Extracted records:
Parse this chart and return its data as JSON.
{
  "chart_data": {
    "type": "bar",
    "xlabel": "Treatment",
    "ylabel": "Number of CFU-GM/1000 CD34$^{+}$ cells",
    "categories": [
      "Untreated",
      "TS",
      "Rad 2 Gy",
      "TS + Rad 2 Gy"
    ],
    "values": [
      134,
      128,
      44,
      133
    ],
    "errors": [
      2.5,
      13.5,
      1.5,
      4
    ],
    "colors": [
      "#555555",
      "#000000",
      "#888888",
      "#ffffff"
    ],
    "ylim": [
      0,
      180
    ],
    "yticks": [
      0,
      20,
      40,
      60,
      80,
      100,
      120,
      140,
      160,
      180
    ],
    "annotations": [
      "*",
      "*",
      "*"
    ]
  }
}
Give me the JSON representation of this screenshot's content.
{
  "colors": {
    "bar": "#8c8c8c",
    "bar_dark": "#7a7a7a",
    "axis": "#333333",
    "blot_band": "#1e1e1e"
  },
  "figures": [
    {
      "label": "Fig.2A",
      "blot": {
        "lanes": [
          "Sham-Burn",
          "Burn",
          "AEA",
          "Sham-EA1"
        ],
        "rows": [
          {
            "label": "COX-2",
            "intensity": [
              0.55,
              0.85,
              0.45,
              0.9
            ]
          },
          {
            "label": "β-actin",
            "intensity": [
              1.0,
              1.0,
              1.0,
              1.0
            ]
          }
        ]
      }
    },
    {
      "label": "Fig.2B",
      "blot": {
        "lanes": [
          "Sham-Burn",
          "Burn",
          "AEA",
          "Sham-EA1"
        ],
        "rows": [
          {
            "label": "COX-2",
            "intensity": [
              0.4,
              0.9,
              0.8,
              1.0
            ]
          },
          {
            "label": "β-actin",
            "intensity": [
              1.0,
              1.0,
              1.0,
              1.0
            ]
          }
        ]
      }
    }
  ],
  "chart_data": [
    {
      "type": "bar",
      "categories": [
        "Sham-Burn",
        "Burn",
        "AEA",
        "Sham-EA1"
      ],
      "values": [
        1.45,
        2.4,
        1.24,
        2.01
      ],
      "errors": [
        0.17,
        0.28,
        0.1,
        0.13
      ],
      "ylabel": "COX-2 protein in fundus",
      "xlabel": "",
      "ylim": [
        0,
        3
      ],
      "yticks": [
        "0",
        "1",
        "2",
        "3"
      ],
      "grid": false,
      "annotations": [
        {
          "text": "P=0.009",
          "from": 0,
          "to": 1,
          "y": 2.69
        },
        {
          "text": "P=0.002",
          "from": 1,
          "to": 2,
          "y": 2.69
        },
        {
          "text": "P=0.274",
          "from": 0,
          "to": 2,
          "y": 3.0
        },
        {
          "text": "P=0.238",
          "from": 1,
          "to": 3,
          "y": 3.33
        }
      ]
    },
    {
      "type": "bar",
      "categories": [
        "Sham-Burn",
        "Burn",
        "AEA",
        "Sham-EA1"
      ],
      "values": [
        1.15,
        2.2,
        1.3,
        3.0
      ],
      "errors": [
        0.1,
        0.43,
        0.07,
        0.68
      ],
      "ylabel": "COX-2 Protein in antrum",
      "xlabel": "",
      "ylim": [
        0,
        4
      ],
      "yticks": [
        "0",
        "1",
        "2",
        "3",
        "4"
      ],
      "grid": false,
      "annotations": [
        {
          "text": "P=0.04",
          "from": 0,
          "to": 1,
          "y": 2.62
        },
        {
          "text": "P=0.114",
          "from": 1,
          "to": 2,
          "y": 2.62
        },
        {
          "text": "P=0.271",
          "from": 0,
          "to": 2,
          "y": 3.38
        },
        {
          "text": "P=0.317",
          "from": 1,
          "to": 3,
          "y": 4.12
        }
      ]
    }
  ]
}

WORK ORDER: Your task is to give the records above again, exactly.

ANSWER TO THIS TASK:
Parse this chart and return its data as JSON.
{
  "chart_data": {
    "type": "bar",
    "xlabel": "Treatment",
    "ylabel": "Number of CFU-GM/1000 CD34$^{+}$ cells",
    "categories": [
      "Untreated",
      "TS",
      "Rad 2 Gy",
      "TS + Rad 2 Gy"
    ],
    "values": [
      134,
      128,
      44,
      133
    ],
    "errors": [
      2.5,
      13.5,
      1.5,
      4
    ],
    "colors": [
      "#555555",
      "#000000",
      "#888888",
      "#ffffff"
    ],
    "ylim": [
      0,
      180
    ],
    "yticks": [
      0,
      20,
      40,
      60,
      80,
      100,
      120,
      140,
      160,
      180
    ],
    "annotations": [
      "*",
      "*",
      "*"
    ]
  }
}
Give me the JSON representation of this screenshot's content.
{
  "colors": {
    "bar": "#8c8c8c",
    "bar_dark": "#7a7a7a",
    "axis": "#333333",
    "blot_band": "#1e1e1e"
  },
  "figures": [
    {
      "label": "Fig.2A",
      "blot": {
        "lanes": [
          "Sham-Burn",
          "Burn",
          "AEA",
          "Sham-EA1"
        ],
        "rows": [
          {
            "label": "COX-2",
            "intensity": [
              0.55,
              0.85,
              0.45,
              0.9
            ]
          },
          {
            "label": "β-actin",
            "intensity": [
              1.0,
              1.0,
              1.0,
              1.0
            ]
          }
        ]
      }
    },
    {
      "label": "Fig.2B",
      "blot": {
        "lanes": [
          "Sham-Burn",
          "Burn",
          "AEA",
          "Sham-EA1"
        ],
        "rows": [
          {
            "label": "COX-2",
            "intensity": [
              0.4,
              0.9,
              0.8,
              1.0
            ]
          },
          {
            "label": "β-actin",
            "intensity": [
              1.0,
              1.0,
              1.0,
              1.0
            ]
          }
        ]
      }
    }
  ],
  "chart_data": [
    {
      "type": "bar",
      "categories": [
        "Sham-Burn",
        "Burn",
        "AEA",
        "Sham-EA1"
      ],
      "values": [
        1.45,
        2.4,
        1.24,
        2.01
      ],
      "errors": [
        0.17,
        0.28,
        0.1,
        0.13
      ],
      "ylabel": "COX-2 protein in fundus",
      "xlabel": "",
      "ylim": [
        0,
        3
      ],
      "yticks": [
        "0",
        "1",
        "2",
        "3"
      ],
      "grid": false,
      "annotations": [
        {
          "text": "P=0.009",
          "from": 0,
          "to": 1,
          "y": 2.69
        },
        {
          "text": "P=0.002",
          "from": 1,
          "to": 2,
          "y": 2.69
        },
        {
          "text": "P=0.274",
          "from": 0,
          "to": 2,
          "y": 3.0
        },
        {
          "text": "P=0.238",
          "from": 1,
          "to": 3,
          "y": 3.33
        }
      ]
    },
    {
      "type": "bar",
      "categories": [
        "Sham-Burn",
        "Burn",
        "AEA",
        "Sham-EA1"
      ],
      "values": [
        1.15,
        2.2,
        1.3,
        3.0
      ],
      "errors": [
        0.1,
        0.43,
        0.07,
        0.68
      ],
      "ylabel": "COX-2 Protein in antrum",
      "xlabel": "",
      "ylim": [
        0,
        4
      ],
      "yticks": [
        "0",
        "1",
        "2",
        "3",
        "4"
      ],
      "grid": false,
      "annotations": [
        {
          "text": "P=0.04",
          "from": 0,
          "to": 1,
          "y": 2.62
        },
        {
          "text": "P=0.114",
          "from": 1,
          "to": 2,
          "y": 2.62
        },
        {
          "text": "P=0.271",
          "from": 0,
          "to": 2,
          "y": 3.38
        },
        {
          "text": "P=0.317",
          "from": 1,
          "to": 3,
          "y": 4.12
        }
      ]
    }
  ]
}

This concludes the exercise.